=== SET EXERCISE ===
Set down the data below without change, skipping the pictures it holds.

=== DATA IN THIS EXERCISE ===

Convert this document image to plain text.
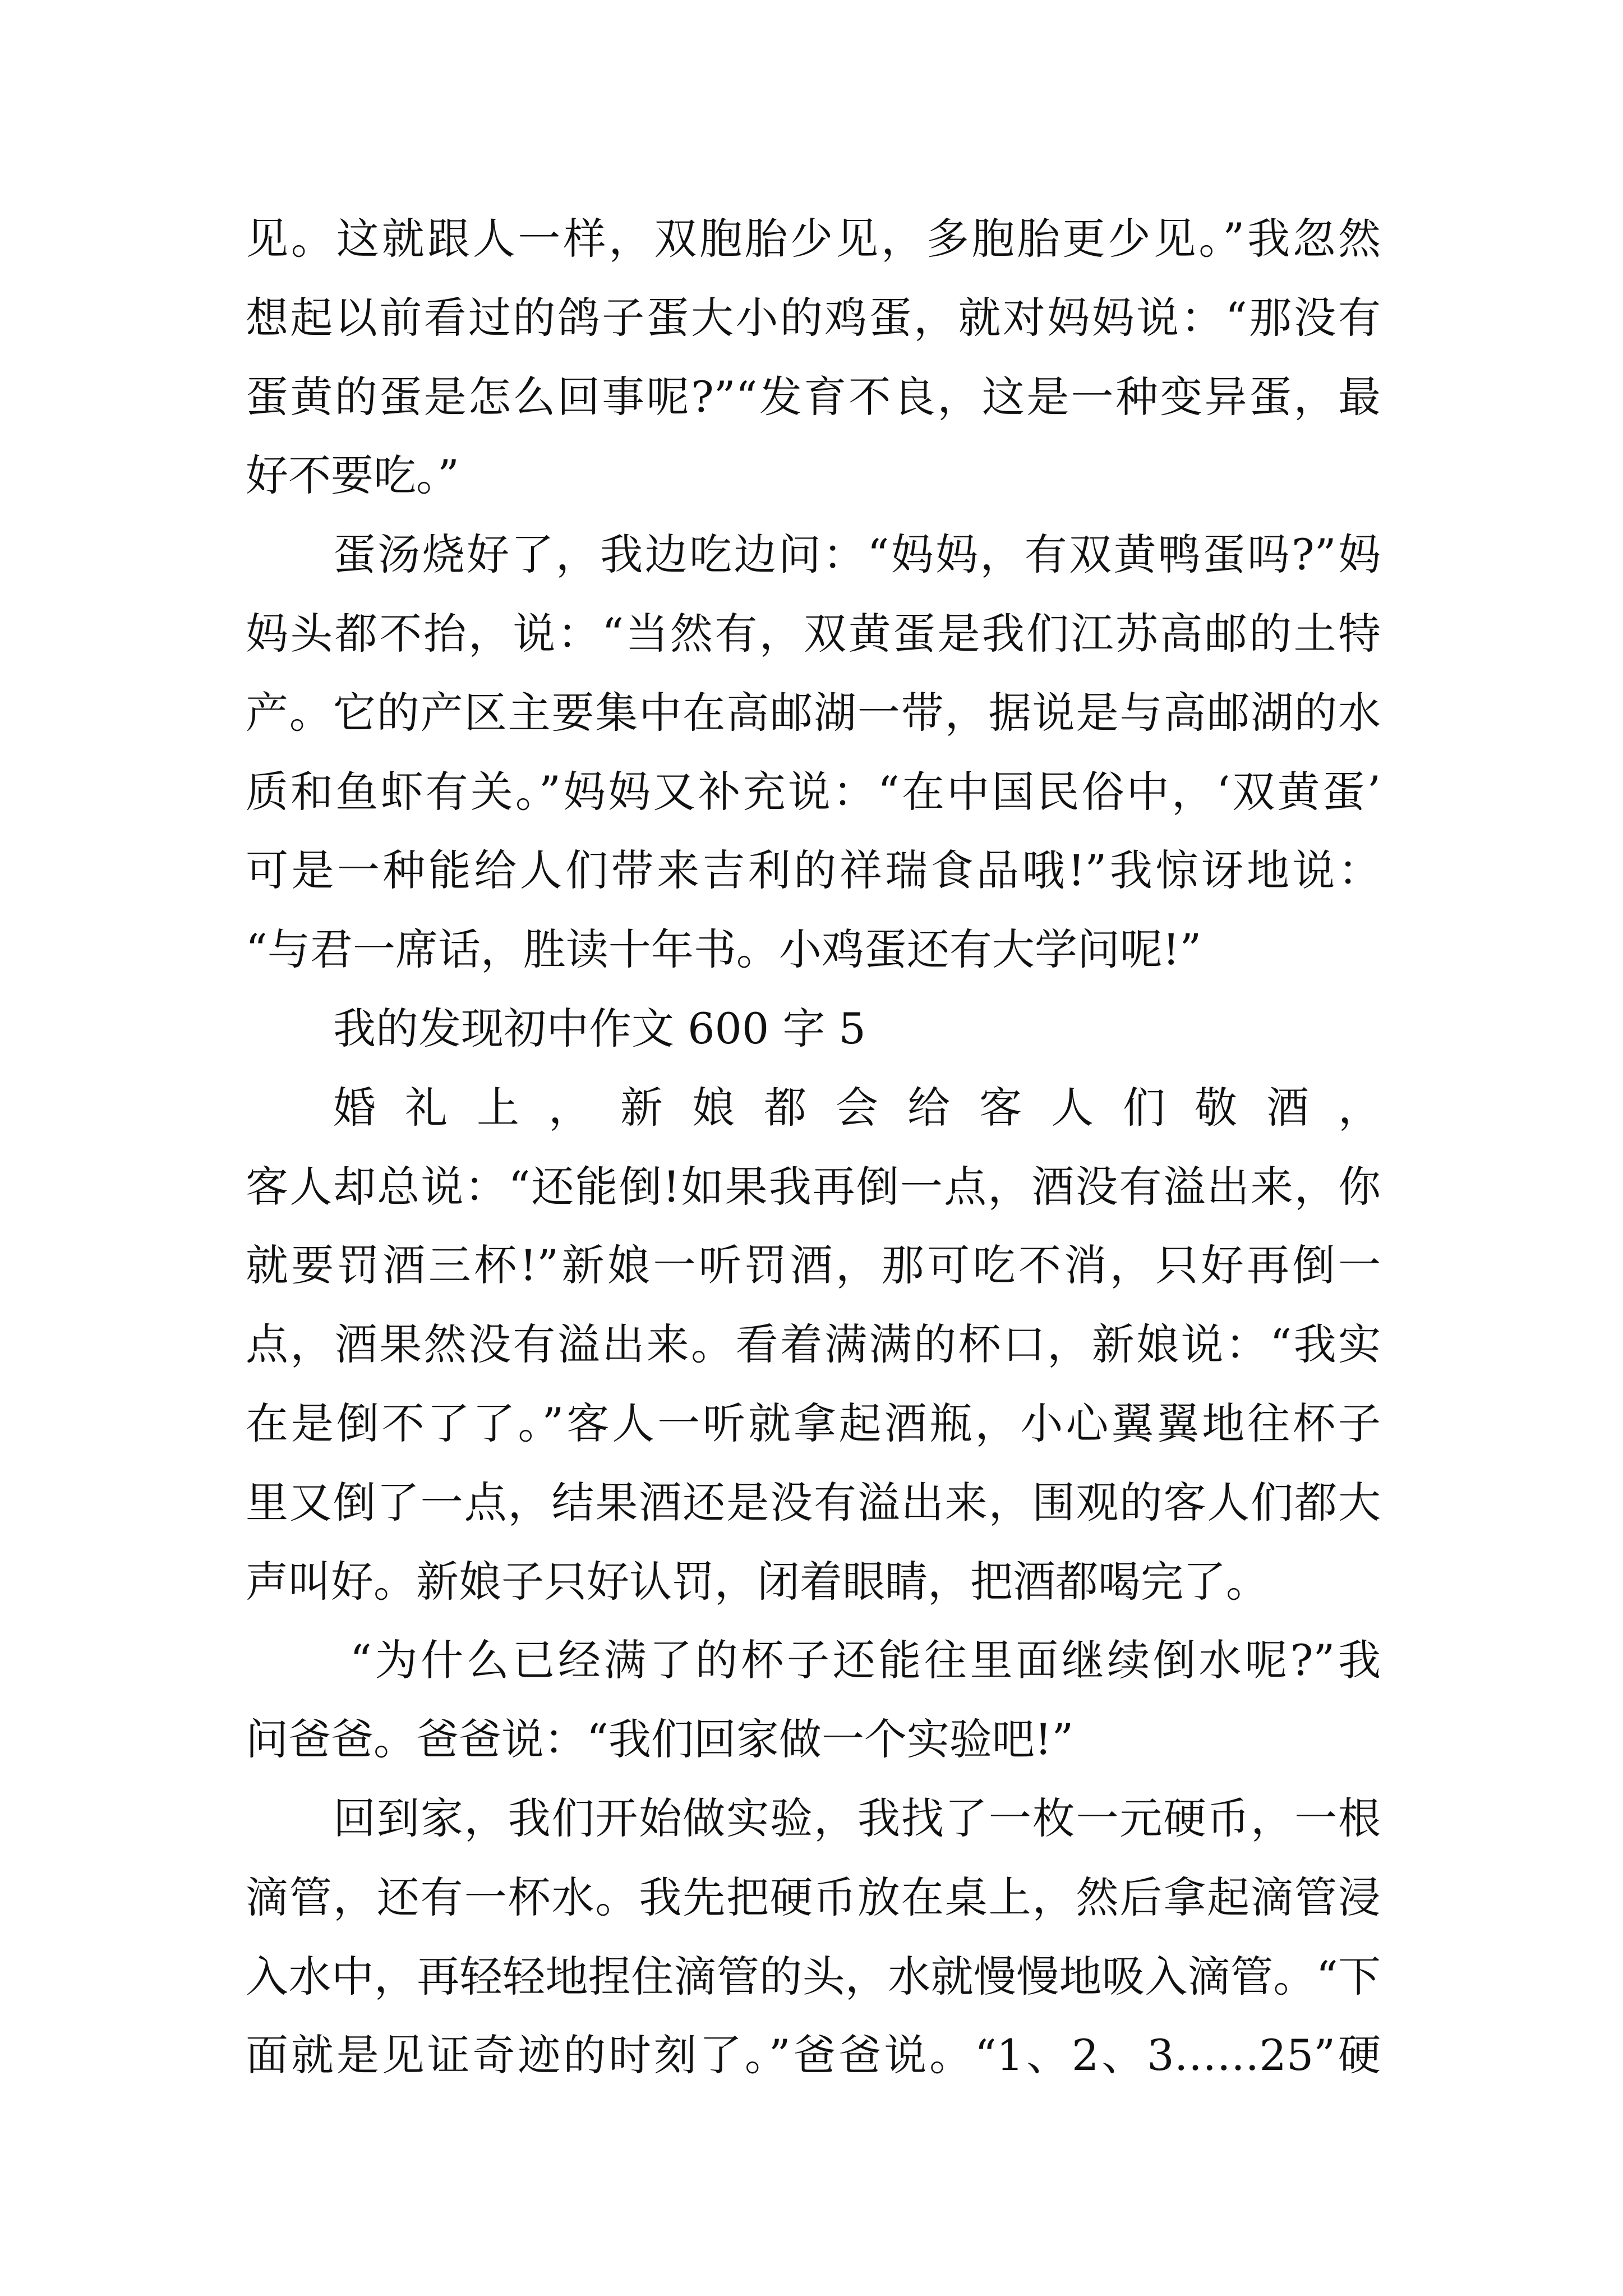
见。这就跟人一样，双胞胎少见，多胞胎更少见。”我忽然
想起以前看过的鸽子蛋大小的鸡蛋，就对妈妈说：“那没有
蛋黄的蛋是怎么回事呢?”“发育不良，这是一种变异蛋，最
好不要吃。”
蛋汤烧好了，我边吃边问：“妈妈，有双黄鸭蛋吗?”妈
妈头都不抬，说：“当然有，双黄蛋是我们江苏高邮的土特
产。它的产区主要集中在高邮湖一带，据说是与高邮湖的水
质和鱼虾有关。”妈妈又补充说：“在中国民俗中，‘双黄蛋’
可是一种能给人们带来吉利的祥瑞食品哦!”我惊讶地说：
“与君一席话，胜读十年书。小鸡蛋还有大学问呢!”
我的发现初中作文 600 字 5
婚礼上，新娘都会给客人们敬酒，
客人却总说：“还能倒!如果我再倒一点，酒没有溢出来，你
就要罚酒三杯!”新娘一听罚酒，那可吃不消，只好再倒一
点，酒果然没有溢出来。看着满满的杯口，新娘说：“我实
在是倒不了了。”客人一听就拿起酒瓶，小心翼翼地往杯子
里又倒了一点，结果酒还是没有溢出来，围观的客人们都大
声叫好。新娘子只好认罚，闭着眼睛，把酒都喝完了。
“为什么已经满了的杯子还能往里面继续倒水呢?”我
问爸爸。爸爸说：“我们回家做一个实验吧!”
回到家，我们开始做实验，我找了一枚一元硬币，一根
滴管，还有一杯水。我先把硬币放在桌上，然后拿起滴管浸
入水中，再轻轻地捏住滴管的头，水就慢慢地吸入滴管。“下
面就是见证奇迹的时刻了。”爸爸说。“1、2、3……25”硬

=== TASK ANSWER ===
Convert this document image to plain text.
见。这就跟人一样，双胞胎少见，多胞胎更少见。”我忽然
想起以前看过的鸽子蛋大小的鸡蛋，就对妈妈说：“那没有
蛋黄的蛋是怎么回事呢?”“发育不良，这是一种变异蛋，最
好不要吃。”
蛋汤烧好了，我边吃边问：“妈妈，有双黄鸭蛋吗?”妈
妈头都不抬，说：“当然有，双黄蛋是我们江苏高邮的土特
产。它的产区主要集中在高邮湖一带，据说是与高邮湖的水
质和鱼虾有关。”妈妈又补充说：“在中国民俗中，‘双黄蛋’
可是一种能给人们带来吉利的祥瑞食品哦!”我惊讶地说：
“与君一席话，胜读十年书。小鸡蛋还有大学问呢!”
我的发现初中作文 600 字 5
婚礼上，新娘都会给客人们敬酒，
客人却总说：“还能倒!如果我再倒一点，酒没有溢出来，你
就要罚酒三杯!”新娘一听罚酒，那可吃不消，只好再倒一
点，酒果然没有溢出来。看着满满的杯口，新娘说：“我实
在是倒不了了。”客人一听就拿起酒瓶，小心翼翼地往杯子
里又倒了一点，结果酒还是没有溢出来，围观的客人们都大
声叫好。新娘子只好认罚，闭着眼睛，把酒都喝完了。
“为什么已经满了的杯子还能往里面继续倒水呢?”我
问爸爸。爸爸说：“我们回家做一个实验吧!”
回到家，我们开始做实验，我找了一枚一元硬币，一根
滴管，还有一杯水。我先把硬币放在桌上，然后拿起滴管浸
入水中，再轻轻地捏住滴管的头，水就慢慢地吸入滴管。“下
面就是见证奇迹的时刻了。”爸爸说。“1、2、3……25”硬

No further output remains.